── DATA FOR PROCESSING

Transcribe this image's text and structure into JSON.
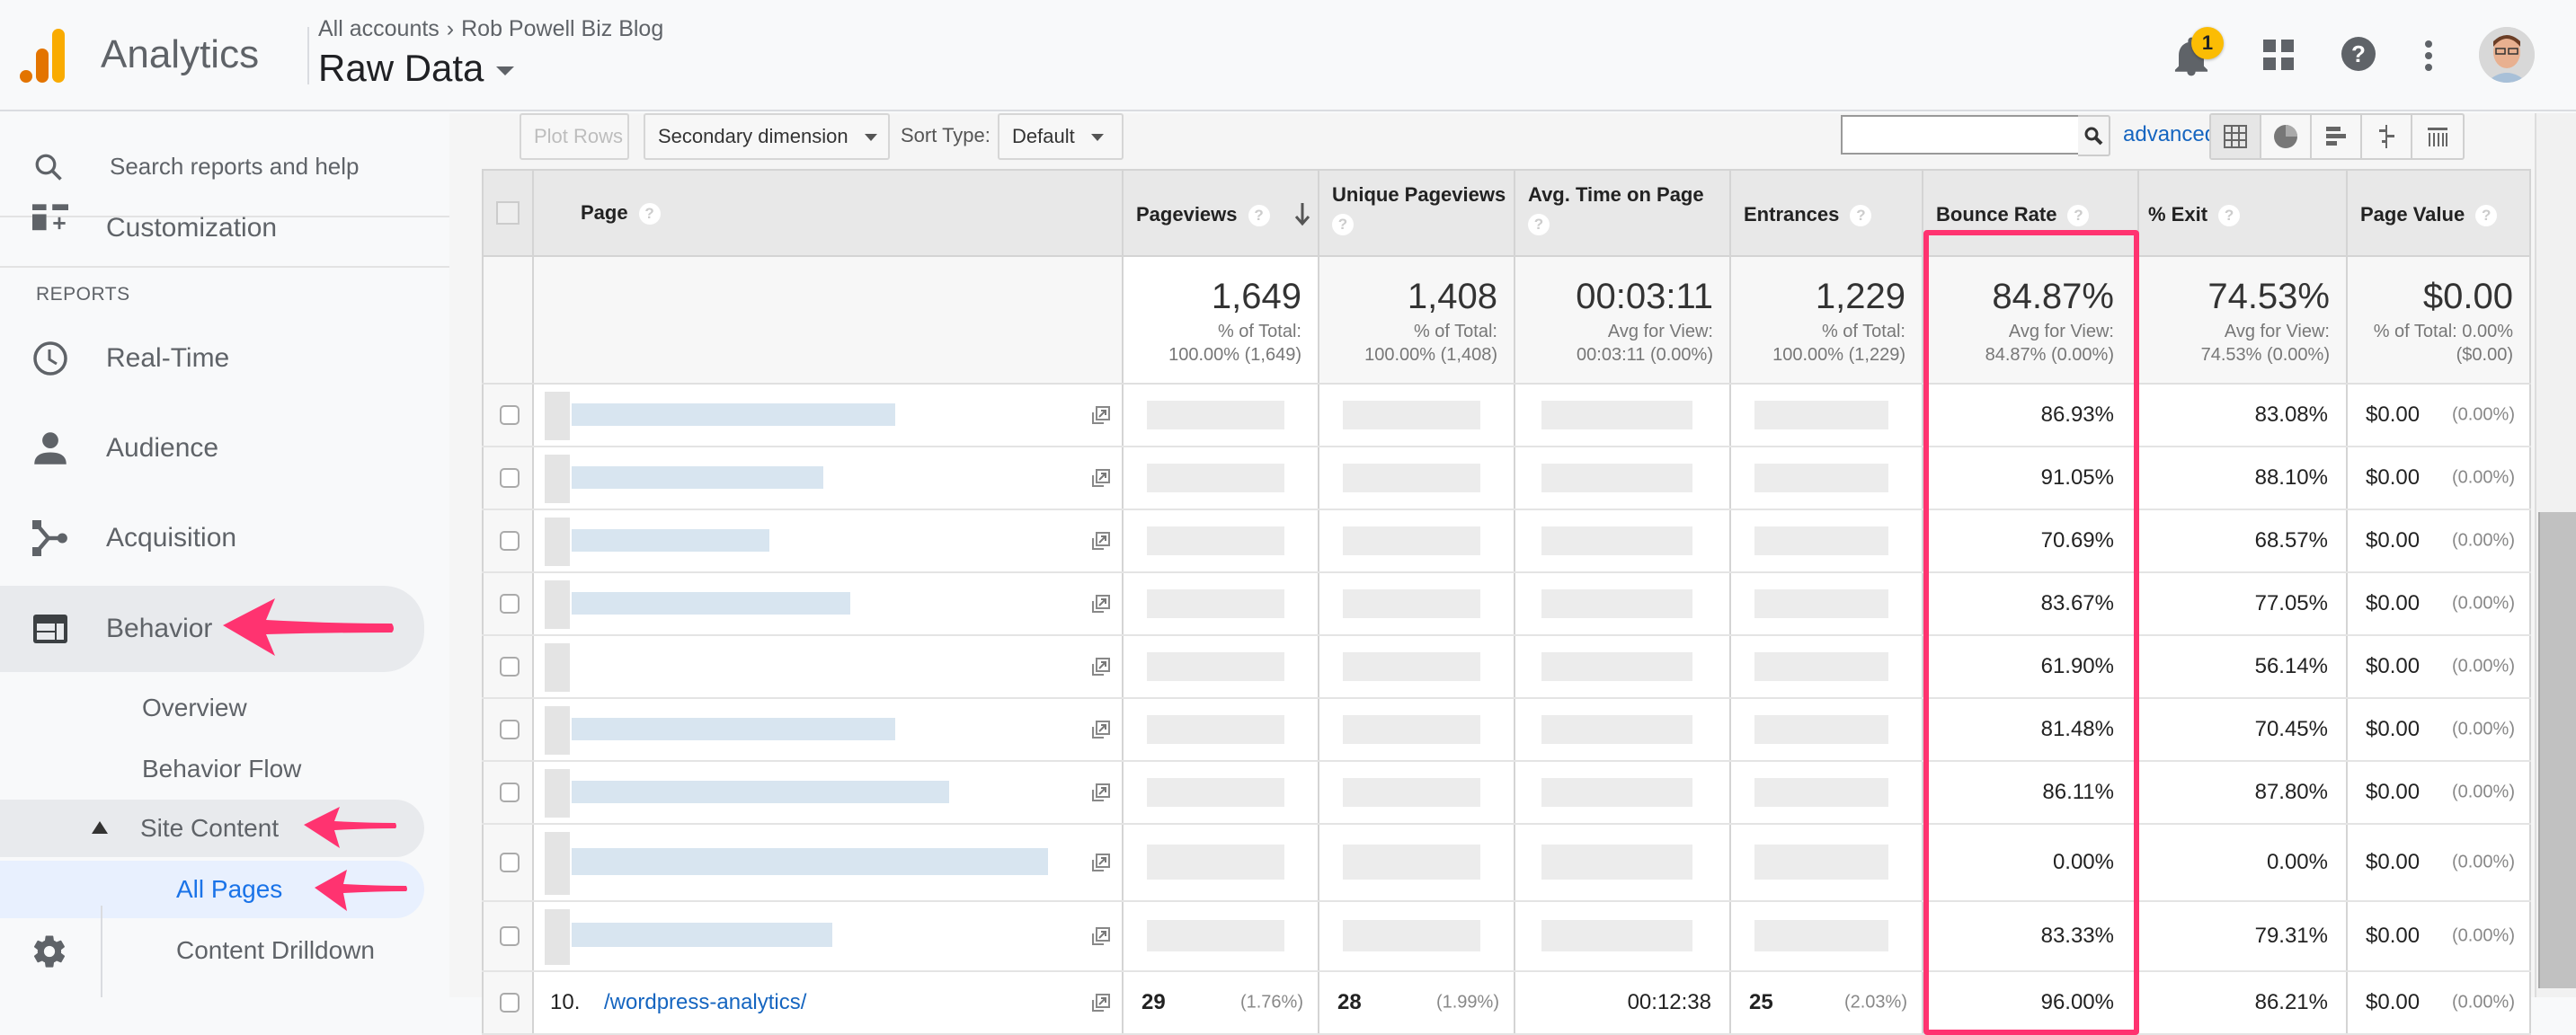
{
  "header": {
    "app_name": "Analytics",
    "breadcrumb_root": "All accounts",
    "breadcrumb_separator": "›",
    "account_name": "Rob Powell Biz Blog",
    "view_name": "Raw Data",
    "notification_count": "1",
    "icons": [
      "bell-icon",
      "apps-grid-icon",
      "help-icon",
      "more-vert-icon",
      "avatar"
    ]
  },
  "sidebar": {
    "search_placeholder": "Search reports and help",
    "customization_label": "Customization",
    "reports_header": "REPORTS",
    "items": [
      {
        "label": "Real-Time",
        "icon": "clock-icon"
      },
      {
        "label": "Audience",
        "icon": "person-icon"
      },
      {
        "label": "Acquisition",
        "icon": "acquisition-icon"
      },
      {
        "label": "Behavior",
        "icon": "behavior-icon",
        "active": true
      }
    ],
    "behavior_sub": [
      {
        "label": "Overview"
      },
      {
        "label": "Behavior Flow"
      },
      {
        "label": "Site Content",
        "expanded": true
      },
      {
        "label": "All Pages",
        "selected": true
      },
      {
        "label": "Content Drilldown"
      }
    ]
  },
  "toolbar": {
    "plot_rows": "Plot Rows",
    "secondary_dimension": "Secondary dimension",
    "sort_type_label": "Sort Type:",
    "sort_type_value": "Default",
    "search_value": "",
    "advanced": "advanced",
    "view_buttons": [
      "table-view-icon",
      "pie-view-icon",
      "performance-view-icon",
      "comparison-view-icon",
      "pivot-view-icon"
    ]
  },
  "table": {
    "columns": [
      {
        "key": "page",
        "label": "Page"
      },
      {
        "key": "pageviews",
        "label": "Pageviews",
        "sorted": "desc"
      },
      {
        "key": "unique_pageviews",
        "label": "Unique Pageviews"
      },
      {
        "key": "avg_time",
        "label": "Avg. Time on Page"
      },
      {
        "key": "entrances",
        "label": "Entrances"
      },
      {
        "key": "bounce_rate",
        "label": "Bounce Rate"
      },
      {
        "key": "exit",
        "label": "% Exit"
      },
      {
        "key": "page_value",
        "label": "Page Value"
      }
    ],
    "summary": {
      "pageviews": {
        "value": "1,649",
        "sub1": "% of Total:",
        "sub2": "100.00% (1,649)"
      },
      "unique_pageviews": {
        "value": "1,408",
        "sub1": "% of Total:",
        "sub2": "100.00% (1,408)"
      },
      "avg_time": {
        "value": "00:03:11",
        "sub1": "Avg for View:",
        "sub2": "00:03:11 (0.00%)"
      },
      "entrances": {
        "value": "1,229",
        "sub1": "% of Total:",
        "sub2": "100.00% (1,229)"
      },
      "bounce_rate": {
        "value": "84.87%",
        "sub1": "Avg for View:",
        "sub2": "84.87% (0.00%)"
      },
      "exit": {
        "value": "74.53%",
        "sub1": "Avg for View:",
        "sub2": "74.53% (0.00%)"
      },
      "page_value": {
        "value": "$0.00",
        "sub1": "% of Total: 0.00%",
        "sub2": "($0.00)"
      }
    },
    "rows": [
      {
        "bounce_rate": "86.93%",
        "exit": "83.08%",
        "page_value": "$0.00",
        "page_value_pct": "(0.00%)"
      },
      {
        "bounce_rate": "91.05%",
        "exit": "88.10%",
        "page_value": "$0.00",
        "page_value_pct": "(0.00%)"
      },
      {
        "bounce_rate": "70.69%",
        "exit": "68.57%",
        "page_value": "$0.00",
        "page_value_pct": "(0.00%)"
      },
      {
        "bounce_rate": "83.67%",
        "exit": "77.05%",
        "page_value": "$0.00",
        "page_value_pct": "(0.00%)"
      },
      {
        "bounce_rate": "61.90%",
        "exit": "56.14%",
        "page_value": "$0.00",
        "page_value_pct": "(0.00%)"
      },
      {
        "bounce_rate": "81.48%",
        "exit": "70.45%",
        "page_value": "$0.00",
        "page_value_pct": "(0.00%)"
      },
      {
        "bounce_rate": "86.11%",
        "exit": "87.80%",
        "page_value": "$0.00",
        "page_value_pct": "(0.00%)"
      },
      {
        "bounce_rate": "0.00%",
        "exit": "0.00%",
        "page_value": "$0.00",
        "page_value_pct": "(0.00%)"
      },
      {
        "bounce_rate": "83.33%",
        "exit": "79.31%",
        "page_value": "$0.00",
        "page_value_pct": "(0.00%)"
      }
    ],
    "partial_row": {
      "index": "10.",
      "page": "/wordpress-analytics/",
      "pageviews": "29",
      "pageviews_pct": "(1.76%)",
      "unique_pageviews": "28",
      "unique_pageviews_pct": "(1.99%)",
      "avg_time": "00:12:38",
      "entrances": "25",
      "entrances_pct": "(2.03%)",
      "bounce_rate": "96.00%",
      "exit": "86.21%",
      "page_value": "$0.00",
      "page_value_pct": "(0.00%)"
    }
  },
  "colors": {
    "highlight": "#ff3370",
    "link": "#1565c0",
    "selected_nav": "#1a73e8",
    "badge": "#fbbc04",
    "logo_dark": "#e37400",
    "logo_light": "#f9ab00"
  }
}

────

*SET EXERCISE:* Check every line of the data above for the string "true", and copy those that have it.

*WRITTEN RESPONSE:*
        "active": true
        "expanded": true
        "selected": true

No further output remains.